Task directions: Look through the lines of the material and count those containing "Samuel". Give that count alone.
*** Records shown ***
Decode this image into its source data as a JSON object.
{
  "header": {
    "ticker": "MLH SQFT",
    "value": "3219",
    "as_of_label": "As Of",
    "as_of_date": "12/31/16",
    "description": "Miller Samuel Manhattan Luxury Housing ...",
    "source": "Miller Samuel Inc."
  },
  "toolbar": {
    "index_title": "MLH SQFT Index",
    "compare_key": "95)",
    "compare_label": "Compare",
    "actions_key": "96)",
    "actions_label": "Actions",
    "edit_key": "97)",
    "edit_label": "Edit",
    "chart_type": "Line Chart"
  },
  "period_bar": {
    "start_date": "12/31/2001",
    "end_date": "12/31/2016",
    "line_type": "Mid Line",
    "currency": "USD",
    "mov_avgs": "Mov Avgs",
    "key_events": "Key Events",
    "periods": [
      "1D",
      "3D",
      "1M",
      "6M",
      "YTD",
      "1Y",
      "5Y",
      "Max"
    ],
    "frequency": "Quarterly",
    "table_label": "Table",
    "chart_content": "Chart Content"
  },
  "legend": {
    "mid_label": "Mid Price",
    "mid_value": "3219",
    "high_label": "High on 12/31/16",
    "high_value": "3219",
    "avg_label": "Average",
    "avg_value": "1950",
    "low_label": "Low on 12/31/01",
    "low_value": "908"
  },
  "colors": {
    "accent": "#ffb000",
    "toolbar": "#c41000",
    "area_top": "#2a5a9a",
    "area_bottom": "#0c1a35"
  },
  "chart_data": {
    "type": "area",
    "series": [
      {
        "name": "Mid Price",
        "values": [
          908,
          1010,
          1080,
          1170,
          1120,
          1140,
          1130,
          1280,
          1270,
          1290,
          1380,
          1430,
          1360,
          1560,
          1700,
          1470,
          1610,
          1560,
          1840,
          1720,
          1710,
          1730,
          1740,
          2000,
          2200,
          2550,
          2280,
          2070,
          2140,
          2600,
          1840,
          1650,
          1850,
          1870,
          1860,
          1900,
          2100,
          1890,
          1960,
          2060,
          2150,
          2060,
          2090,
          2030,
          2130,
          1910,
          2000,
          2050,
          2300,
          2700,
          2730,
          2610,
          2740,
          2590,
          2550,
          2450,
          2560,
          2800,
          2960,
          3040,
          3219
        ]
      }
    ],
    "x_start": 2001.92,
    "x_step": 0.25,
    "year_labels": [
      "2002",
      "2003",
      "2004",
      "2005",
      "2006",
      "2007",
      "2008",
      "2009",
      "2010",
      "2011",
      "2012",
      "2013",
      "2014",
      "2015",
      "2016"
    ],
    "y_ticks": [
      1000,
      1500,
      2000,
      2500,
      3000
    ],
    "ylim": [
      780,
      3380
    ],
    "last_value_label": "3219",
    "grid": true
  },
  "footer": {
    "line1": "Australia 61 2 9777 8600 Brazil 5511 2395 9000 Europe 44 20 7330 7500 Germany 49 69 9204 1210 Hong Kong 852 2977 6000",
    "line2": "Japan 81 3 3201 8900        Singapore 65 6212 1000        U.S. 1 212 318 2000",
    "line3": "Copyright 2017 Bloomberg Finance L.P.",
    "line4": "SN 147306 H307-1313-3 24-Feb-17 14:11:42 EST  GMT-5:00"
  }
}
***
Answer below: 2